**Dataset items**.
════════
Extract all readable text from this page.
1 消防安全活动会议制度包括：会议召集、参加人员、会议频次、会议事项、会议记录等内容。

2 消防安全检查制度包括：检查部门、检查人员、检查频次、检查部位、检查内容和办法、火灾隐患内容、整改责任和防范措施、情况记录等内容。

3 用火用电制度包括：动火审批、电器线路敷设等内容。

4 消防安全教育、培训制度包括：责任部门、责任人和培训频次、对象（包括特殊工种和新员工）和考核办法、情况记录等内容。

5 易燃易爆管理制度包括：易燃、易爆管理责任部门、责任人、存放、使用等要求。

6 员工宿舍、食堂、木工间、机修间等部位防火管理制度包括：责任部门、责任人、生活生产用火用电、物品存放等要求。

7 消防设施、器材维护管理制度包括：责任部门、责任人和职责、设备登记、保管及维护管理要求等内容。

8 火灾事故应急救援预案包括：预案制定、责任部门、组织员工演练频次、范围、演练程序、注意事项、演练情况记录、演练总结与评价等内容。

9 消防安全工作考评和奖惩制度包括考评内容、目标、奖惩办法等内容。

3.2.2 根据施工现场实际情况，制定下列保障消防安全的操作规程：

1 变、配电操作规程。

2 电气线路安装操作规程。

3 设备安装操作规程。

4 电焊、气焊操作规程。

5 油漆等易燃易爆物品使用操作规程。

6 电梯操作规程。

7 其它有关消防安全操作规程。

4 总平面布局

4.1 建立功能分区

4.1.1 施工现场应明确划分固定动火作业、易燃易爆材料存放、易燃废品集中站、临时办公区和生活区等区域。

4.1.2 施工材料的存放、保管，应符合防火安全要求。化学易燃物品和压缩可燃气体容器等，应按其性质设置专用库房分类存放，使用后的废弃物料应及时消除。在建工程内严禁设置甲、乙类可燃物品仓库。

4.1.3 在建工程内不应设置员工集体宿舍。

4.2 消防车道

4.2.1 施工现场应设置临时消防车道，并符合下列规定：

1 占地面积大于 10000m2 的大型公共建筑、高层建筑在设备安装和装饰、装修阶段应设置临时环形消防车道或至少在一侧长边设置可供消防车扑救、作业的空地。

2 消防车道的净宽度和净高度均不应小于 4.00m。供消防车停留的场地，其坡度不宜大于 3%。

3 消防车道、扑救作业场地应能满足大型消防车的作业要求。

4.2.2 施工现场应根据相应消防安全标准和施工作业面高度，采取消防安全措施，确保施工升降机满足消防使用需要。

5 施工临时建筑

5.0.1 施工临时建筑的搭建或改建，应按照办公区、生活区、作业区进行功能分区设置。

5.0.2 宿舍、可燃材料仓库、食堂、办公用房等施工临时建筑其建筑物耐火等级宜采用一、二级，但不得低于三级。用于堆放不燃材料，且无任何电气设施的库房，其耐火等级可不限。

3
════════
Give back the whole listing, word for word.

Extract all readable text from this page.
1 消防安全活动会议制度包括：会议召集、参加人员、会议频次、会议事项、会议记录等内容。

2 消防安全检查制度包括：检查部门、检查人员、检查频次、检查部位、检查内容和办法、火灾隐患内容、整改责任和防范措施、情况记录等内容。

3 用火用电制度包括：动火审批、电器线路敷设等内容。

4 消防安全教育、培训制度包括：责任部门、责任人和培训频次、对象（包括特殊工种和新员工）和考核办法、情况记录等内容。

5 易燃易爆管理制度包括：易燃、易爆管理责任部门、责任人、存放、使用等要求。

6 员工宿舍、食堂、木工间、机修间等部位防火管理制度包括：责任部门、责任人、生活生产用火用电、物品存放等要求。

7 消防设施、器材维护管理制度包括：责任部门、责任人和职责、设备登记、保管及维护管理要求等内容。

8 火灾事故应急救援预案包括：预案制定、责任部门、组织员工演练频次、范围、演练程序、注意事项、演练情况记录、演练总结与评价等内容。

9 消防安全工作考评和奖惩制度包括考评内容、目标、奖惩办法等内容。

3.2.2 根据施工现场实际情况，制定下列保障消防安全的操作规程：

1 变、配电操作规程。

2 电气线路安装操作规程。

3 设备安装操作规程。

4 电焊、气焊操作规程。

5 油漆等易燃易爆物品使用操作规程。

6 电梯操作规程。

7 其它有关消防安全操作规程。

4 总平面布局

4.1 建立功能分区

4.1.1 施工现场应明确划分固定动火作业、易燃易爆材料存放、易燃废品集中站、临时办公区和生活区等区域。

4.1.2 施工材料的存放、保管，应符合防火安全要求。化学易燃物品和压缩可燃气体容器等，应按其性质设置专用库房分类存放，使用后的废弃物料应及时消除。在建工程内严禁设置甲、乙类可燃物品仓库。

4.1.3 在建工程内不应设置员工集体宿舍。

4.2 消防车道

4.2.1 施工现场应设置临时消防车道，并符合下列规定：

1 占地面积大于 10000m2 的大型公共建筑、高层建筑在设备安装和装饰、装修阶段应设置临时环形消防车道或至少在一侧长边设置可供消防车扑救、作业的空地。

2 消防车道的净宽度和净高度均不应小于 4.00m。供消防车停留的场地，其坡度不宜大于 3%。

3 消防车道、扑救作业场地应能满足大型消防车的作业要求。

4.2.2 施工现场应根据相应消防安全标准和施工作业面高度，采取消防安全措施，确保施工升降机满足消防使用需要。

5 施工临时建筑

5.0.1 施工临时建筑的搭建或改建，应按照办公区、生活区、作业区进行功能分区设置。

5.0.2 宿舍、可燃材料仓库、食堂、办公用房等施工临时建筑其建筑物耐火等级宜采用一、二级，但不得低于三级。用于堆放不燃材料，且无任何电气设施的库房，其耐火等级可不限。

3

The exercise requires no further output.